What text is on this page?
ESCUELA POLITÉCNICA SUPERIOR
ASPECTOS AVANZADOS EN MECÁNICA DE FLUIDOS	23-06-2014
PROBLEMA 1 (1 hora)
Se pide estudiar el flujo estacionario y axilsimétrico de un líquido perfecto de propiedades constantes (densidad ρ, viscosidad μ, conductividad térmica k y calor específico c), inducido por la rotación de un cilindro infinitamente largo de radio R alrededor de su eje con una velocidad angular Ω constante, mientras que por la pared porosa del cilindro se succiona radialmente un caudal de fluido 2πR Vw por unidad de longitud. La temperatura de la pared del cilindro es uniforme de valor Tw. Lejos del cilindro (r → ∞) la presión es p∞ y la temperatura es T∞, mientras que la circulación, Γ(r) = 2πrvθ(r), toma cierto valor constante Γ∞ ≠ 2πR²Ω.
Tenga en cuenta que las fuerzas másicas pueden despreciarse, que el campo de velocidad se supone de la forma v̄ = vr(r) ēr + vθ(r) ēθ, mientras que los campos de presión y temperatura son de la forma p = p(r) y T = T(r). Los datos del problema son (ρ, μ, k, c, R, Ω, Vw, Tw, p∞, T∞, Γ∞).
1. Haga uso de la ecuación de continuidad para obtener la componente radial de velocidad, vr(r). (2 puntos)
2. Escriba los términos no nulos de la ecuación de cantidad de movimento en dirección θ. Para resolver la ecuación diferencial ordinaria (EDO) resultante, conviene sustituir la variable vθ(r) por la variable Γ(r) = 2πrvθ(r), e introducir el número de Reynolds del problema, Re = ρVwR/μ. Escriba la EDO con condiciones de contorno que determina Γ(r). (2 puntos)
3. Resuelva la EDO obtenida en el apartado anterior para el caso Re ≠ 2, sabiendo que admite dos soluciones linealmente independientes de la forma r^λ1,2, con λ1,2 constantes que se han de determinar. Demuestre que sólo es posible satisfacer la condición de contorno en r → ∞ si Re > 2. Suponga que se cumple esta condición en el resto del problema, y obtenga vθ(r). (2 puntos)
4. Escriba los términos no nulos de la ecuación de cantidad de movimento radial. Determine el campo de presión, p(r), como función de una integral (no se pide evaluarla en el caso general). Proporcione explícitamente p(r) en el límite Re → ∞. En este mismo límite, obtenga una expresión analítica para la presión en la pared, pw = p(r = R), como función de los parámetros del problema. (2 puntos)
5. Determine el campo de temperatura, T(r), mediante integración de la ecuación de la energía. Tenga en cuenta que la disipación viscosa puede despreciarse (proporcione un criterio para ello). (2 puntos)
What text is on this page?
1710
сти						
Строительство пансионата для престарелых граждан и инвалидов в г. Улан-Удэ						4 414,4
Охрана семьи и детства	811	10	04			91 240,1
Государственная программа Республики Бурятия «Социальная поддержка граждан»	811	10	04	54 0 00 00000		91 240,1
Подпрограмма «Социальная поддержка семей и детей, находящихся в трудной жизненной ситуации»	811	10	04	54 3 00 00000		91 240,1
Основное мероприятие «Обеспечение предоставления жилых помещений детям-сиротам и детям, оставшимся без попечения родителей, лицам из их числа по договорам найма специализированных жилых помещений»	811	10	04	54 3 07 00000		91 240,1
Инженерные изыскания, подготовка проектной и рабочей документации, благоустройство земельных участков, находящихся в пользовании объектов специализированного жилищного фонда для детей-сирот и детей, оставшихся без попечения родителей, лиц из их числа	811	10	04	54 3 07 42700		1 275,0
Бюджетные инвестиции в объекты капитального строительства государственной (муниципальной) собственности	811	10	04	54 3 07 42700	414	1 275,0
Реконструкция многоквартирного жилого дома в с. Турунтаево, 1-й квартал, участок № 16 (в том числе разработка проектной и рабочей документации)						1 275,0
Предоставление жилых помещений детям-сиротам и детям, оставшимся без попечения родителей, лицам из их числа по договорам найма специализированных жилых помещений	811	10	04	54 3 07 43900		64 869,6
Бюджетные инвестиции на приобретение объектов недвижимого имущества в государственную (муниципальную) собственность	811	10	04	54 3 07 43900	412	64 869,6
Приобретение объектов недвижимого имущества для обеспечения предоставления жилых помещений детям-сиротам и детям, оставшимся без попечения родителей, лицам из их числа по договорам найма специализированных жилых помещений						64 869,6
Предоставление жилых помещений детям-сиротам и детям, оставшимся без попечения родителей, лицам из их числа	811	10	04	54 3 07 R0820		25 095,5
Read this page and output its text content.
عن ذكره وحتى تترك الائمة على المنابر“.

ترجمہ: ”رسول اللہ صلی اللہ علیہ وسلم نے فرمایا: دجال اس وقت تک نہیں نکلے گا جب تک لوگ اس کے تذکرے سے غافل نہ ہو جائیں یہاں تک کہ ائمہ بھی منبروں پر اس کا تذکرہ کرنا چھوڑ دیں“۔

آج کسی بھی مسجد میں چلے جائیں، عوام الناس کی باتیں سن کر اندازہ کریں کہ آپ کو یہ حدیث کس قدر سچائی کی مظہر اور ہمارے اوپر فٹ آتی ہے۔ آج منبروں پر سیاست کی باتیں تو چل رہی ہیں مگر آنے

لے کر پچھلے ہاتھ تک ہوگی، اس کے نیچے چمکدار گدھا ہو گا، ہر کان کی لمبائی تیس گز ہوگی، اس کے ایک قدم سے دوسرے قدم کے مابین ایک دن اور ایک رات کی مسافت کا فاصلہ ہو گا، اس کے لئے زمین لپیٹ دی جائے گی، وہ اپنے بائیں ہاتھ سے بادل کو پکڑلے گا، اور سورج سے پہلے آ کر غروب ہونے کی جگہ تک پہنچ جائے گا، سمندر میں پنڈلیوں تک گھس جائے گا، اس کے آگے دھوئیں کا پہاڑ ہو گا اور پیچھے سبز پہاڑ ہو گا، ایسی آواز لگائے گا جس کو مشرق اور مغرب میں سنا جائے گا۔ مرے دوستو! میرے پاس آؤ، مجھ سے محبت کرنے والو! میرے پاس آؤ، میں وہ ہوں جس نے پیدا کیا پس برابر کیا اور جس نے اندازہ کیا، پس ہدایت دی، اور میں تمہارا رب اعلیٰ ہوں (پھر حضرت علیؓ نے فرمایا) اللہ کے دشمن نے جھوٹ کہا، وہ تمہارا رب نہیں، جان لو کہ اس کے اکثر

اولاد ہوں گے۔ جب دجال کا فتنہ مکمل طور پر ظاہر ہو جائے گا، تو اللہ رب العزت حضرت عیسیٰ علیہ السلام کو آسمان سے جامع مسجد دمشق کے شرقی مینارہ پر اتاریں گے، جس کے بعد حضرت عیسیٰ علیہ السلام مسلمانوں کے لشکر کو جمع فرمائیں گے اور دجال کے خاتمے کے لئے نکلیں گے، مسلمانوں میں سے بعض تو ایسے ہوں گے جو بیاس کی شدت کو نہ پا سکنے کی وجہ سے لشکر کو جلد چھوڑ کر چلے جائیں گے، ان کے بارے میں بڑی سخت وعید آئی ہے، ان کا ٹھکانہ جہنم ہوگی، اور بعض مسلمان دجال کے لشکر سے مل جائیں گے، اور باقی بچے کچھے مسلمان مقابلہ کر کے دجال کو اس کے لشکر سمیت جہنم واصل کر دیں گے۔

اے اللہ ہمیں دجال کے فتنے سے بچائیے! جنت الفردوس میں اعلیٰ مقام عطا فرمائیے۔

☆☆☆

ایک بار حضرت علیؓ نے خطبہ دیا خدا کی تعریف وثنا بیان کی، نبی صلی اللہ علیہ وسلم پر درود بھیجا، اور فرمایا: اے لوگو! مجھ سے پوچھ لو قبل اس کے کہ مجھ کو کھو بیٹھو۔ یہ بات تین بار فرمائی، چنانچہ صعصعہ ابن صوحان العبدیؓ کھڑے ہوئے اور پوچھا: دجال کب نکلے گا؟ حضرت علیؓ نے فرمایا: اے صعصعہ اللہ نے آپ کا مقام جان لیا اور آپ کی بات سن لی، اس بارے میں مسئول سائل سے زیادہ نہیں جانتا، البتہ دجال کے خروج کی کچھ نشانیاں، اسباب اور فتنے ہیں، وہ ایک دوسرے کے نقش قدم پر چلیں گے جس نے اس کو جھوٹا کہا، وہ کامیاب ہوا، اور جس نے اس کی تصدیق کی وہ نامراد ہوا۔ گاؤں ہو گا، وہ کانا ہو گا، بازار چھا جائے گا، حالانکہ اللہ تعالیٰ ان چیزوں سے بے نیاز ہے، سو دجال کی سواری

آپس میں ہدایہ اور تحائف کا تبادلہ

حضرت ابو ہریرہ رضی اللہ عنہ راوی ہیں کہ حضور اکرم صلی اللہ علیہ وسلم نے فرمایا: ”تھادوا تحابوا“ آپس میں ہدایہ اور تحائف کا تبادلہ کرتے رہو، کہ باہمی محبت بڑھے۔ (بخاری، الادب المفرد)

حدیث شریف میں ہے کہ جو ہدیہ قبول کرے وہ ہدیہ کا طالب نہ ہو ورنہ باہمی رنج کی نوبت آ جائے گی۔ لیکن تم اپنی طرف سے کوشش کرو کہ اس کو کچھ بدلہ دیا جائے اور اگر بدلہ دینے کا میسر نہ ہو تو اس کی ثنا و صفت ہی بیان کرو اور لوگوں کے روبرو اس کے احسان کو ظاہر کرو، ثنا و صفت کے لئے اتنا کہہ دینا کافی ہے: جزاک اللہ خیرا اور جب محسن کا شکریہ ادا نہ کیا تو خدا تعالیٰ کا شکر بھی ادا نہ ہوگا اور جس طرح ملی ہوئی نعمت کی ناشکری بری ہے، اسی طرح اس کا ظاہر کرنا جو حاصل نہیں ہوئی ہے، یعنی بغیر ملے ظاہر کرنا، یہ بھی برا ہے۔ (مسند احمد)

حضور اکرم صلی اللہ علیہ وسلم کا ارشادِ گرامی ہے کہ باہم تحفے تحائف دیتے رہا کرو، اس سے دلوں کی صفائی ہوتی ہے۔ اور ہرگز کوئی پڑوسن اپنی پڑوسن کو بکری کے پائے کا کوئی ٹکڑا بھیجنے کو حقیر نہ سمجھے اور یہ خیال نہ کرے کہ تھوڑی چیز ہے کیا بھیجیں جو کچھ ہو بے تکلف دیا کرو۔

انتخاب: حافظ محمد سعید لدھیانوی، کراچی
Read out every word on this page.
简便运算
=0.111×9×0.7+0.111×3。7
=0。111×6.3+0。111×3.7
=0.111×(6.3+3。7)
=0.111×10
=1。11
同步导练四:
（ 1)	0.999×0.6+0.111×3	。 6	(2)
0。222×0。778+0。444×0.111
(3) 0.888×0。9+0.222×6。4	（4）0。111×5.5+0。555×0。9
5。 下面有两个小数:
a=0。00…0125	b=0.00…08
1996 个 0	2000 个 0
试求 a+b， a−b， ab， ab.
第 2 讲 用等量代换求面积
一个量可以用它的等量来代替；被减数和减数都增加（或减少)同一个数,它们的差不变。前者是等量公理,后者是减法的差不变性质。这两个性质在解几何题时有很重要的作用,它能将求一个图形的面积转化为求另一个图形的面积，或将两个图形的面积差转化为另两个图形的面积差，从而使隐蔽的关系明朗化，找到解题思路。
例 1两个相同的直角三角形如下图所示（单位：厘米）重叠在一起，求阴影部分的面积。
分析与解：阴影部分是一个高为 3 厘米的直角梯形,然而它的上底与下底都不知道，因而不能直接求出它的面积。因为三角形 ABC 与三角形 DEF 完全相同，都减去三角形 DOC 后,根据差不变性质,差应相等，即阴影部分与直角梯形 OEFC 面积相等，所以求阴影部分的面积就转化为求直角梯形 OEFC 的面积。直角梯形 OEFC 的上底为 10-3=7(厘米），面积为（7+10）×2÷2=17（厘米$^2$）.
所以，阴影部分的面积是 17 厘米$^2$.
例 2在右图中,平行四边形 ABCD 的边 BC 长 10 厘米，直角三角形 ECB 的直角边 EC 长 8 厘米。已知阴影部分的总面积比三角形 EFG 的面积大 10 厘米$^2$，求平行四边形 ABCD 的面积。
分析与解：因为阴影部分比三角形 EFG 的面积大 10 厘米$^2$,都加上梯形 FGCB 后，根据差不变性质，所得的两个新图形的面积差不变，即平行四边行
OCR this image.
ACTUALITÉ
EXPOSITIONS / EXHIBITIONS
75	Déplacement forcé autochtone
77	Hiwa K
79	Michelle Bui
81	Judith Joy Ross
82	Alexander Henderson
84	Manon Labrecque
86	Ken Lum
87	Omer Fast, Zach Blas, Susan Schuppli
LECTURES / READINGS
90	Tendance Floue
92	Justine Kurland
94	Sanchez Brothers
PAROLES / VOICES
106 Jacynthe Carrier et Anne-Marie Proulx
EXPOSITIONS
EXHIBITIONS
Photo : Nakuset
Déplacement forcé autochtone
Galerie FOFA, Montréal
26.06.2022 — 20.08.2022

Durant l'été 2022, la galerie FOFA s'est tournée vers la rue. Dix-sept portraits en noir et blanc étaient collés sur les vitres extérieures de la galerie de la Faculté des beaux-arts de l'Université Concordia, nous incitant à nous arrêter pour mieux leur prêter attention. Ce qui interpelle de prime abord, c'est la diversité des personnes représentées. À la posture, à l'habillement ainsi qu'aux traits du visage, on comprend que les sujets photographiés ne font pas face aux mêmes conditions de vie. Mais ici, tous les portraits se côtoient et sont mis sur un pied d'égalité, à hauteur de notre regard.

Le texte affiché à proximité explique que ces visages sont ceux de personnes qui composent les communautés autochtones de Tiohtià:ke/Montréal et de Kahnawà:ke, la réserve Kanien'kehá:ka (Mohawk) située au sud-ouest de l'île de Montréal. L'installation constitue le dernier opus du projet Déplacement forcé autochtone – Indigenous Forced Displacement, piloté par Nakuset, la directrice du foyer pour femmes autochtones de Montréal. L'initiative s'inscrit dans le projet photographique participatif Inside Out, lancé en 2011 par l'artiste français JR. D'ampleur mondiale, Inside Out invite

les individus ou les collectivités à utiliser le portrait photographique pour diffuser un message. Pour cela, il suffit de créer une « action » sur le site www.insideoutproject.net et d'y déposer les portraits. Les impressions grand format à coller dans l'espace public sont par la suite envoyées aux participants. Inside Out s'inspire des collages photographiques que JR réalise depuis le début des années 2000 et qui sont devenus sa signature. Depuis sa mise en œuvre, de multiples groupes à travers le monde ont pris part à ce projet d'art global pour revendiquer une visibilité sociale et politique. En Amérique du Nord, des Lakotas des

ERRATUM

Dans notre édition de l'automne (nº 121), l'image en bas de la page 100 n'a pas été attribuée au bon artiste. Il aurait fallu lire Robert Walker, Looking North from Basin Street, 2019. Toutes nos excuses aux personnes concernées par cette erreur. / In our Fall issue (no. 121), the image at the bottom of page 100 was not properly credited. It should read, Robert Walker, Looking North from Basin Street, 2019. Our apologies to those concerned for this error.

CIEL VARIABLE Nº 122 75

-*-

* What needs to be done: Using the listing above, pull out all lines that hold the word "объектов".

* Response:
Инженерные изыскания, подготовка проектной и рабочей документации, благоустройство земельных участков, находящихся в пользовании объектов специализированного жилищного фонда для детей-сирот и детей, оставшихся без попечения родителей, лиц из их числа	811	10	04	54 3 07 42700		1 275,0
Бюджетные инвестиции на приобретение объектов недвижимого имущества в государственную (муниципальную) собственность	811	10	04	54 3 07 43900	412	64 869,6
Приобретение объектов недвижимого имущества для обеспечения предоставления жилых помещений детям-сиротам и детям, оставшимся без попечения родителей, лицам из их числа по договорам найма специализированных жилых помещений						64 869,6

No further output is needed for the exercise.